# STATED GOAL
Make an exact copy of the data below, leaving out every picture.

— START RECORDS FOR PROCESSING —

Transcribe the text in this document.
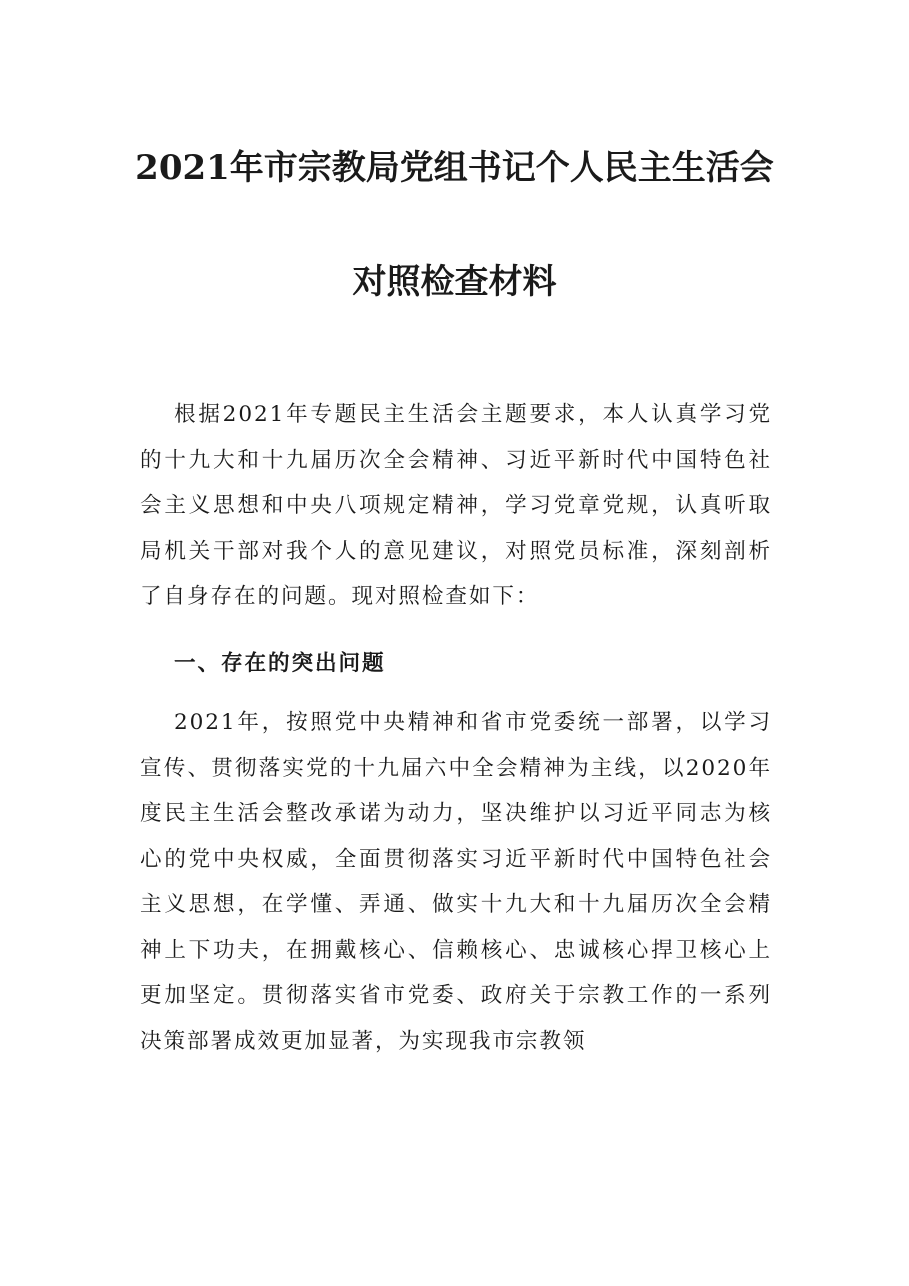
2021年市宗教局党组书记个人民主生活会
对照检查材料

根据2021年专题民主生活会主题要求，本人认真学习党的十九大和十九届历次全会精神、习近平新时代中国特色社会主义思想和中央八项规定精神，学习党章党规，认真听取局机关干部对我个人的意见建议，对照党员标准，深刻剖析了自身存在的问题。现对照检查如下：

一、存在的突出问题

2021年，按照党中央精神和省市党委统一部署，以学习宣传、贯彻落实党的十九届六中全会精神为主线，以2020年度民主生活会整改承诺为动力，坚决维护以习近平同志为核心的党中央权威，全面贯彻落实习近平新时代中国特色社会主义思想，在学懂、弄通、做实十九大和十九届历次全会精神上下功夫，在拥戴核心、信赖核心、忠诚核心捍卫核心上更加坚定。贯彻落实省市党委、政府关于宗教工作的一系列决策部署成效更加显著，为实现我市宗教领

— END RECORDS FOR PROCESSING —

# SOLUTION TO THE EXERCISE
Transcribe the text in this document.
2021年市宗教局党组书记个人民主生活会
对照检查材料

根据2021年专题民主生活会主题要求，本人认真学习党的十九大和十九届历次全会精神、习近平新时代中国特色社会主义思想和中央八项规定精神，学习党章党规，认真听取局机关干部对我个人的意见建议，对照党员标准，深刻剖析了自身存在的问题。现对照检查如下：

一、存在的突出问题

2021年，按照党中央精神和省市党委统一部署，以学习宣传、贯彻落实党的十九届六中全会精神为主线，以2020年度民主生活会整改承诺为动力，坚决维护以习近平同志为核心的党中央权威，全面贯彻落实习近平新时代中国特色社会主义思想，在学懂、弄通、做实十九大和十九届历次全会精神上下功夫，在拥戴核心、信赖核心、忠诚核心捍卫核心上更加坚定。贯彻落实省市党委、政府关于宗教工作的一系列决策部署成效更加显著，为实现我市宗教领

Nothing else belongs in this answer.